**Task list**
1 > List the three adjectives that the letter quoted in the excerpt below on the Special Warfare Center letter uses to describe the command ideology.
2 > Answer these questions from the excerpt below on the Special Warfare Center letter:
(a) What is the letter titled?
(b) Through which outlet is the quoted paragraph presented?
(c) How many minutes of the reader's time does the letter's writer ask for?
3 > Write the next paragraph of the commentary below on the Special Warfare Center letter, picking up after its final sentence.

**Selected text**
The letter is unambiguously titled “Careerism, cronyism, and malfeasance in the Special Warfare Center” and we’ll start with some of the claims.

This paragraph in particular (again, via SOFREP) is particularly damning and straightforward:

We consistently and concretely identify dozens of graduates every year who are incapable of ever being ‘value-added’ to ODA’s yet are pushed forward to you. THAT NUMBER IS SET TO RISE DRAMATICALLY in the very near future. To clarify, we instructors recognize that none of us graduating the Q-Course were fully competent Green Berets when we first arrived to our teams. We are also acutely aware that senior generations derisively judging their juniors is a tradition as old as humanity. So this address is not being written because ‘cherries are so much more cherry than we were when we were cherries’. We do not expect them to be assets yet, we only expect that they possess the basic qualities necessary to become assets. I am asking for 20 minutes of your time because many students graduating the Q-course now do not possess those qualities and, from this moment forward, determining if ANY students possess them is not possible. The actions of SWCS leadership have created a new era of Special Forces that are; increasingly incapable of actualizing SOF attributes; markedly and demonstrably weaker; and quantifiably projecting measurable risk and liability onto the teammates with which they serve. Before this paradigm shift, cadre due diligence was capable of some risk mitigation in these aspects. We could, did, and often still do reach back to teams and prepare them for those [inevitable] outliers that slip through the course unimpeded due to cronysim, nepotism, or malfeasance. But the recent systematic dismissal of course standards and continous violation of regulations at the Training Group and SWCS echelons makes student failure nigh impossible. Assessing, Identifying, and mitigating prolonged individual performance has historically been a cornerstone of the pipleline. That has been provably replaced with willful mediocrity. This climate has been empowered by a feckless, selfish, and recreant command ideology…..   [commanders and NCO names omitted.]

It’s hard to start an argument calling a command “feckless, selfish, and recreant” and then come to some understanding.  Those are a pretty high bar to cross over to find common ground on.

**Raw data**
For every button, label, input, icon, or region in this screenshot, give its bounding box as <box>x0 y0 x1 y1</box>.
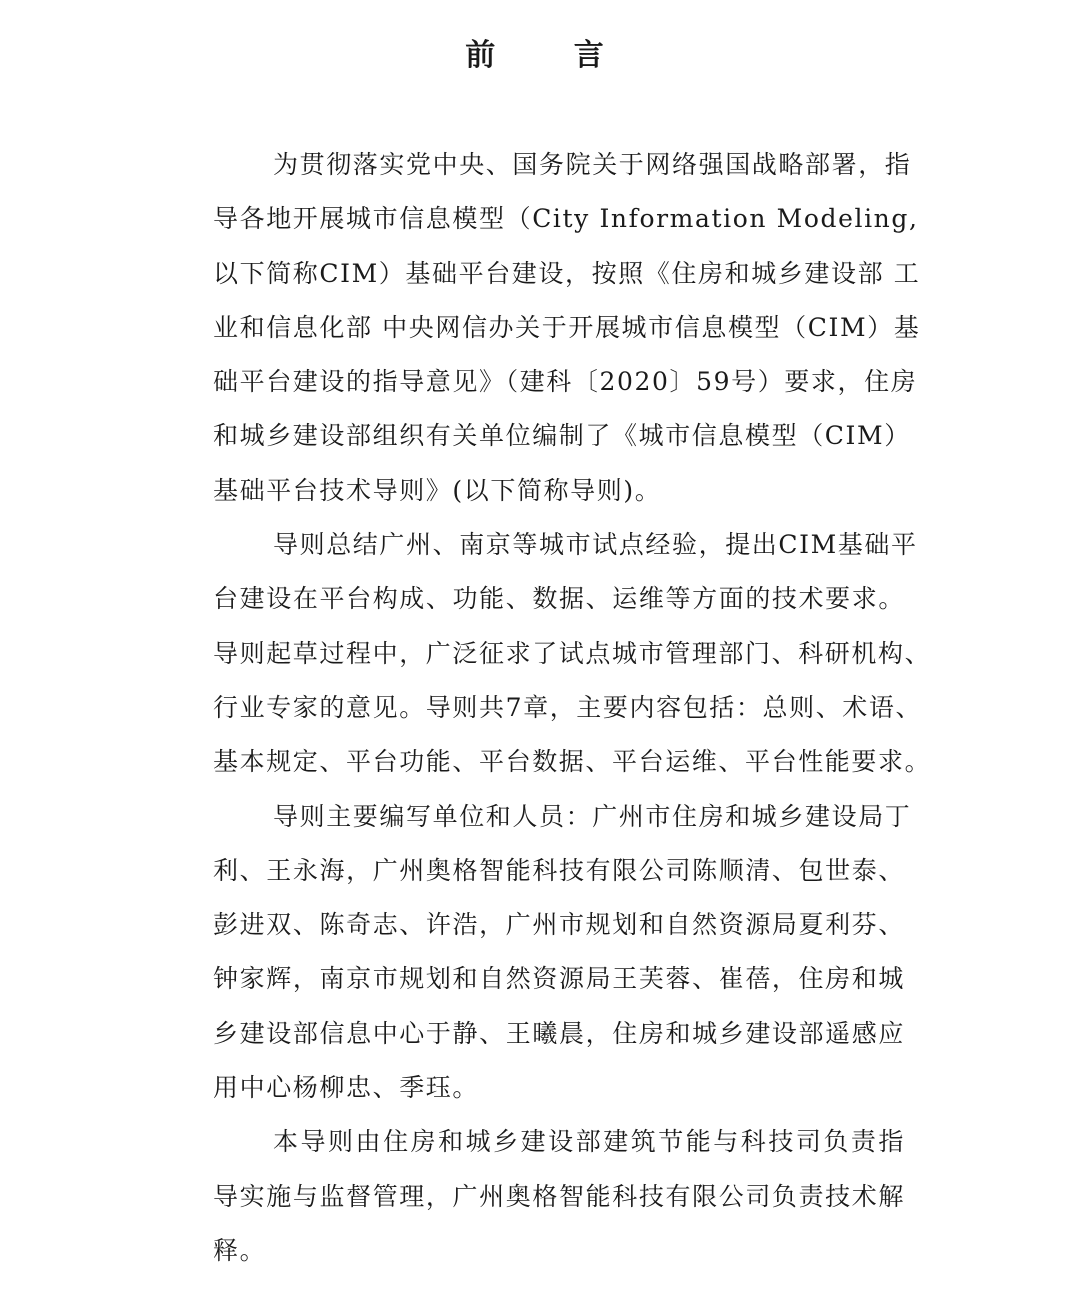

**Written answers**
1 > feckless, selfish, recreant

2 >
(a) "Careerism, cronyism, and malfeasance in the Special Warfare Center"
(b) SOFREP
(c) 20 minutes

3 >
The letter cites to some specifics as well, after recounting some of the changes it continues:

This is the state of the entire SFQC as it stands today. Students do not need to be able to pass a 2-mile run at an 80% standard. They do not need to pass a 5-mile run in under 40 minutes. They do not need to be able to pass a 12-mile ruck march in under 3 hours. They are not required to find ANY points during their land nav training and assessment. They do not need to be able to perform 8 pull-ups. They do not need to be able to perform 57 push-ups, or 66 sit-ups. They no longer need to be able to climb a 15 foot rope with weight on. Students are no longer administered any form of physical or administrative punishment. After passing a 19-ish day selection process, there are no physical barriers to earning the coveted Green Beret. These all were standards for EVERY Green Beret in modern history prior to this month. To say that standards have not been eliminated would be laughable, were it not so tragic.

It also notes one possible causation, but does so I think by correctly noting that standards must be the same:

I hesitate to begin on this axis, but it warrants the most illumination. To be clear, this is in no way a commentary on the debate concerning the efficacy of women serving in Special Forces. The Regiment’s attitude is clear, the debate is a heated one, and both sides of the aisle have documented numerous credible arguments. That is a separate discussion entirely. Regardless of one’s opinion on the topic, a universally accepted truth recognized by all parties is that if women yearn to join the force, they should meet the same standards achieved by those men they wish to serve with. This is where no reasonable person disagrees. No one has said “If they want to join, give them a lower standard so they can join.” Yet this is exactly where the current leadership has taken it upon themselves to inject an end state no one wants, to achieve personal endeavors that benefit no one. They have stated through continuous action and policy implementation that they do not want women to meet the standard. What they want, is to markedly lower the standards enough to ensure that any woman attempting this path will have absolutely no issue achieving it. They have said time and again that they want to maintain the standards, but have continuously lowered, and now eliminated them.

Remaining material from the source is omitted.